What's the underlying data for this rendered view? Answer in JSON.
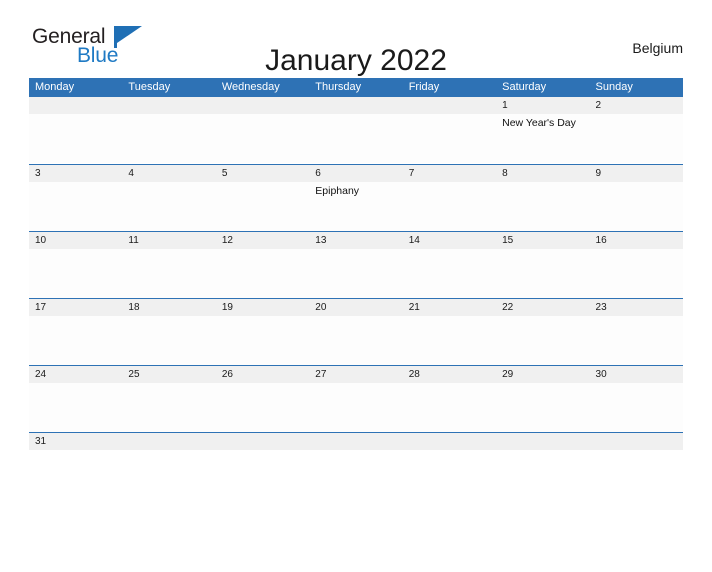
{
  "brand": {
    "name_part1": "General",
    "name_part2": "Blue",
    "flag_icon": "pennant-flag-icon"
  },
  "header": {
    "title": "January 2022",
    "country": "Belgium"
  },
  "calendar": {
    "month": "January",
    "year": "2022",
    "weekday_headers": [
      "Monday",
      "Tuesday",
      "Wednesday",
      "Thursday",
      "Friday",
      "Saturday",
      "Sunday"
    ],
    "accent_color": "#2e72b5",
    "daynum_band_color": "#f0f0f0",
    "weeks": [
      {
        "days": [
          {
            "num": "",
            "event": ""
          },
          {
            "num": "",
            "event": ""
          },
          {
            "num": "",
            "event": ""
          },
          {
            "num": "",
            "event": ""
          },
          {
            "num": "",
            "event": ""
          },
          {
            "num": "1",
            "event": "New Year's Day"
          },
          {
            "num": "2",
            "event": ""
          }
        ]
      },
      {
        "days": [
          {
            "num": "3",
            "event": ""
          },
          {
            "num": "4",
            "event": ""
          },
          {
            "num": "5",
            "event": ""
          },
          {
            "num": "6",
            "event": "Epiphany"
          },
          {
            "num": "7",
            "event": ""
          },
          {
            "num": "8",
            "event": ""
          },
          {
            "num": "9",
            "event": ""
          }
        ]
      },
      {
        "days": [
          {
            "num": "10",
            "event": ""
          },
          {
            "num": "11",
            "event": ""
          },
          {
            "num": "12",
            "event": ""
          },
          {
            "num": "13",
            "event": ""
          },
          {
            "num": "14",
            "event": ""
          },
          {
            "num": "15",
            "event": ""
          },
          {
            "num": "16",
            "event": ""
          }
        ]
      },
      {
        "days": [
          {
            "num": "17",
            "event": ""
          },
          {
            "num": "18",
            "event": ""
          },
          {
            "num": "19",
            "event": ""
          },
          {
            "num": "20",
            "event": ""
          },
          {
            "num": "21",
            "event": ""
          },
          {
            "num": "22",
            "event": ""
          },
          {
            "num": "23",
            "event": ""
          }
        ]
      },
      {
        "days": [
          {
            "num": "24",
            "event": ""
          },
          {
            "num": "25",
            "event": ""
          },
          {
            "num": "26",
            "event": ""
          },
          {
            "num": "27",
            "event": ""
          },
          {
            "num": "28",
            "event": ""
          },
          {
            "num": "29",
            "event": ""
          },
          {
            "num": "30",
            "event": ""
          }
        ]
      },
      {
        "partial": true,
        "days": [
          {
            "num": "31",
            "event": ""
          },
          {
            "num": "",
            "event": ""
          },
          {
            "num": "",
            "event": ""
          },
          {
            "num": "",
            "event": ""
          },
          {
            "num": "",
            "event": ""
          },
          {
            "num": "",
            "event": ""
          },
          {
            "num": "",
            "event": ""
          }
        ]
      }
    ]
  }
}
...
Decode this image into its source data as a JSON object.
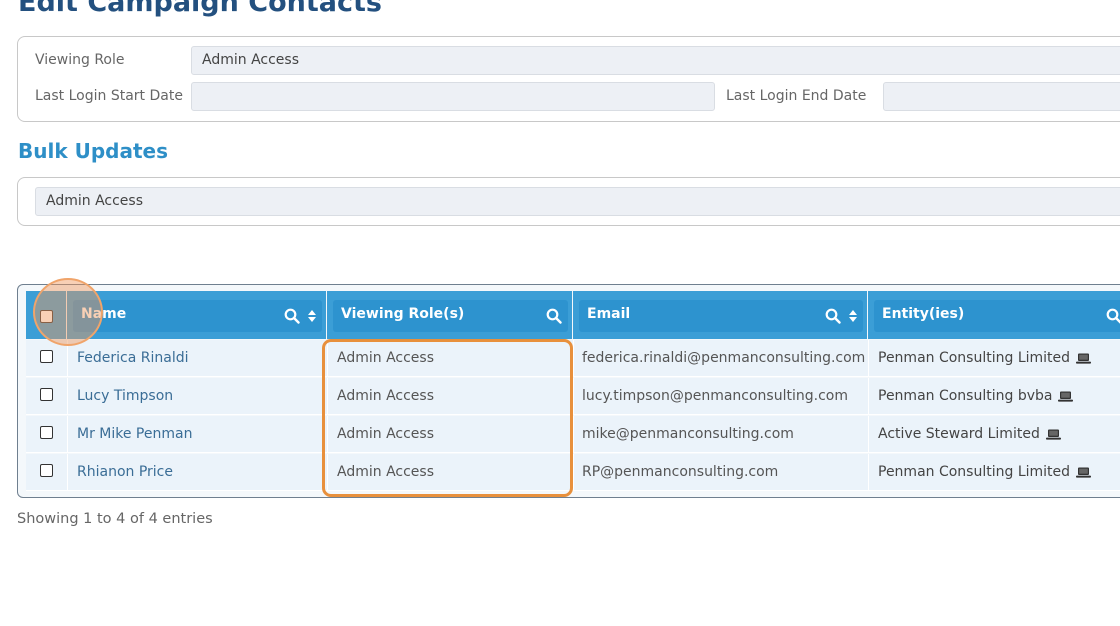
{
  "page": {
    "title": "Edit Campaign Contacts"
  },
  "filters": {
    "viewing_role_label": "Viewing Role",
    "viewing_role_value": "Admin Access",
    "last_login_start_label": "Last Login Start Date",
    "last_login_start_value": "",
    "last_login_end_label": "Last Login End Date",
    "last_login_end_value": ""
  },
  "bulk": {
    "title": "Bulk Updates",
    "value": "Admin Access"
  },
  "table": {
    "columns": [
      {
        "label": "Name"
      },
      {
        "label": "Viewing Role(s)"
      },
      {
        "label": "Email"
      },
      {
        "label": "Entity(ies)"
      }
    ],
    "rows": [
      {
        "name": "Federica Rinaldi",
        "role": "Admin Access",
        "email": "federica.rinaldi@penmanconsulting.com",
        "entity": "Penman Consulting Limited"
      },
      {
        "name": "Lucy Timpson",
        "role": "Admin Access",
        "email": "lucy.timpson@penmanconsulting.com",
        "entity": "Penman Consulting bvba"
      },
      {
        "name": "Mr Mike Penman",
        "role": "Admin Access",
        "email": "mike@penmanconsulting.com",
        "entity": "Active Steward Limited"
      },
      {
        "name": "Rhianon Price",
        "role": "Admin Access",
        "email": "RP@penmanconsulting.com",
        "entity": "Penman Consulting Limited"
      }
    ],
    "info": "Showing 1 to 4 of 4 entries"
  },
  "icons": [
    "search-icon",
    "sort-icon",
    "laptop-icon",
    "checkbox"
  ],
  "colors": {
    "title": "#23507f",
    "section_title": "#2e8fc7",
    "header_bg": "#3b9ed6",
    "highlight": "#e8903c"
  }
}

Exercise:
Every line of the listing that holds "data" should be found and copied.

Correct response:
What's the underlying data for this rendered view? Answer in JSON.
Decode this image into its source data as a JSON object.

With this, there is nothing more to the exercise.